### GIVEN TASK
In your copy, repeat the records exactly and leave out the pictures.

### AVAILABLE RECORDS
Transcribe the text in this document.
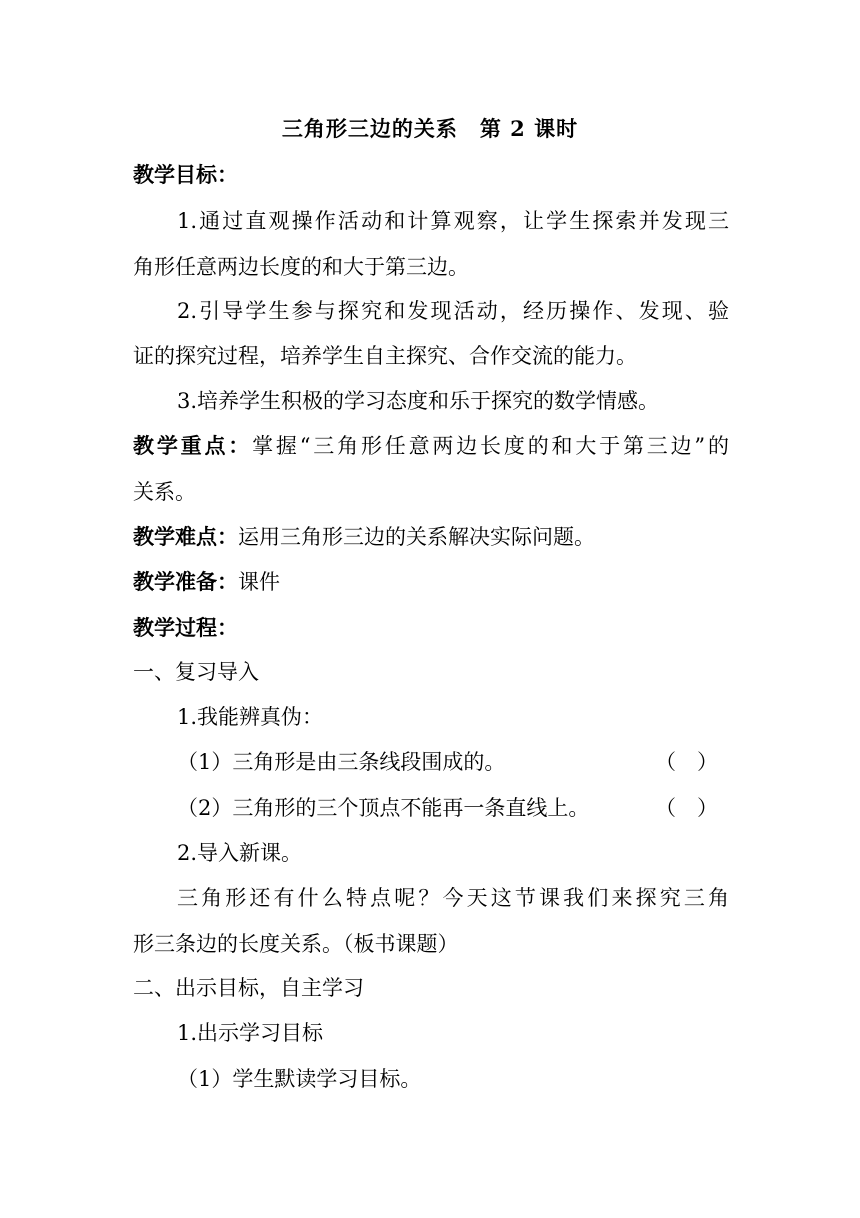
三角形三边的关系　第 2 课时
教学目标：
1.通过直观操作活动和计算观察，让学生探索并发现三
角形任意两边长度的和大于第三边。
2.引导学生参与探究和发现活动，经历操作、发现、验
证的探究过程，培养学生自主探究、合作交流的能力。
3.培养学生积极的学习态度和乐于探究的数学情感。
教学重点：掌握“三角形任意两边长度的和大于第三边”的
关系。
教学难点：运用三角形三边的关系解决实际问题。
教学准备：课件
教学过程：
一、复习导入
1.我能辨真伪：
（1）三角形是由三条线段围成的。	（　）
（2）三角形的三个顶点不能再一条直线上。	（　）
2.导入新课。
三角形还有什么特点呢？今天这节课我们来探究三角
形三条边的长度关系。（板书课题）
二、出示目标，自主学习
1.出示学习目标
（1）学生默读学习目标。
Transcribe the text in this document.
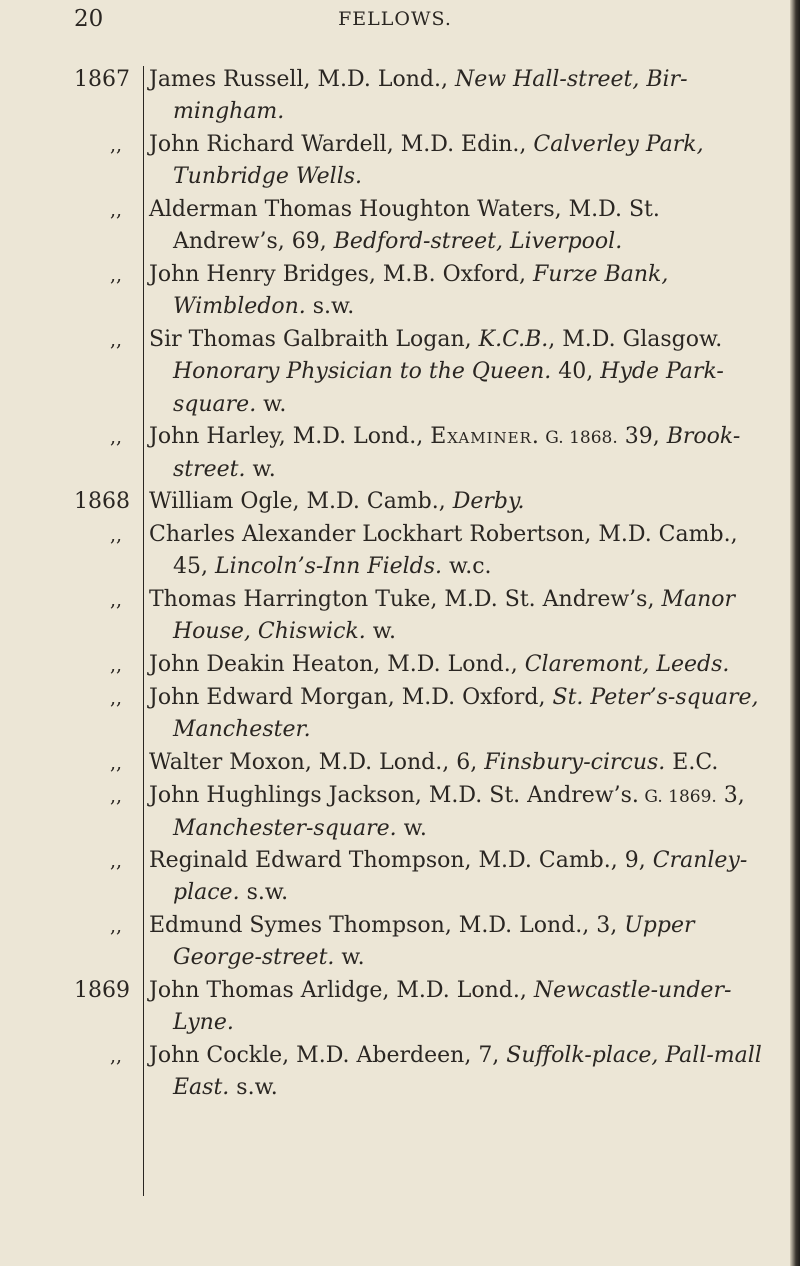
20	FELLOWS.
1867 James Russell, M.D. Lond., New Hall-street, Bir-mingham.
,,	John Richard Wardell, M.D. Edin., Calverley Park, Tunbridge Wells.
,,	Alderman Thomas Houghton Waters, M.D. St. Andrew’s, 69, Bedford-street, Liverpool.
,,	John Henry Bridges, M.B. Oxford, Furze Bank, Wimbledon. s.w.
,,	Sir Thomas Galbraith Logan, K.C.B., M.D. Glasgow. Honorary Physician to the Queen. 40, Hyde Park-square. w.
,,	John Harley, M.D. Lond., Examiner. G. 1868. 39, Brook-street. w.
1868 William Ogle, M.D. Camb., Derby.
,,	Charles Alexander Lockhart Robertson, M.D. Camb., 45, Lincoln’s-Inn Fields. w.c.
,,	Thomas Harrington Tuke, M.D. St. Andrew’s, Manor House, Chiswick. w.
,,	John Deakin Heaton, M.D. Lond., Claremont, Leeds.
,,	John Edward Morgan, M.D. Oxford, St. Peter’s-square, Manchester.
,,	Walter Moxon, M.D. Lond., 6, Finsbury-circus. E.C.
,,	John Hughlings Jackson, M.D. St. Andrew’s. G. 1869. 3, Manchester-square. w.
,,	Reginald Edward Thompson, M.D. Camb., 9, Cranley-place. s.w.
,,	Edmund Symes Thompson, M.D. Lond., 3, Upper George-street. w.
1869 John Thomas Arlidge, M.D. Lond., Newcastle-under-Lyne.
,,	John Cockle, M.D. Aberdeen, 7, Suffolk-place, Pall-mall East. s.w.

### RESPONSE TO THIS TASK
Transcribe the text in this document.
三角形三边的关系　第 2 课时
教学目标：
1.通过直观操作活动和计算观察，让学生探索并发现三
角形任意两边长度的和大于第三边。
2.引导学生参与探究和发现活动，经历操作、发现、验
证的探究过程，培养学生自主探究、合作交流的能力。
3.培养学生积极的学习态度和乐于探究的数学情感。
教学重点：掌握“三角形任意两边长度的和大于第三边”的
关系。
教学难点：运用三角形三边的关系解决实际问题。
教学准备：课件
教学过程：
一、复习导入
1.我能辨真伪：
（1）三角形是由三条线段围成的。	（　）
（2）三角形的三个顶点不能再一条直线上。	（　）
2.导入新课。
三角形还有什么特点呢？今天这节课我们来探究三角
形三条边的长度关系。（板书课题）
二、出示目标，自主学习
1.出示学习目标
（1）学生默读学习目标。
Transcribe the text in this document.
20	FELLOWS.
1867 James Russell, M.D. Lond., New Hall-street, Bir-mingham.
,,	John Richard Wardell, M.D. Edin., Calverley Park, Tunbridge Wells.
,,	Alderman Thomas Houghton Waters, M.D. St. Andrew’s, 69, Bedford-street, Liverpool.
,,	John Henry Bridges, M.B. Oxford, Furze Bank, Wimbledon. s.w.
,,	Sir Thomas Galbraith Logan, K.C.B., M.D. Glasgow. Honorary Physician to the Queen. 40, Hyde Park-square. w.
,,	John Harley, M.D. Lond., Examiner. G. 1868. 39, Brook-street. w.
1868 William Ogle, M.D. Camb., Derby.
,,	Charles Alexander Lockhart Robertson, M.D. Camb., 45, Lincoln’s-Inn Fields. w.c.
,,	Thomas Harrington Tuke, M.D. St. Andrew’s, Manor House, Chiswick. w.
,,	John Deakin Heaton, M.D. Lond., Claremont, Leeds.
,,	John Edward Morgan, M.D. Oxford, St. Peter’s-square, Manchester.
,,	Walter Moxon, M.D. Lond., 6, Finsbury-circus. E.C.
,,	John Hughlings Jackson, M.D. St. Andrew’s. G. 1869. 3, Manchester-square. w.
,,	Reginald Edward Thompson, M.D. Camb., 9, Cranley-place. s.w.
,,	Edmund Symes Thompson, M.D. Lond., 3, Upper George-street. w.
1869 John Thomas Arlidge, M.D. Lond., Newcastle-under-Lyne.
,,	John Cockle, M.D. Aberdeen, 7, Suffolk-place, Pall-mall East. s.w.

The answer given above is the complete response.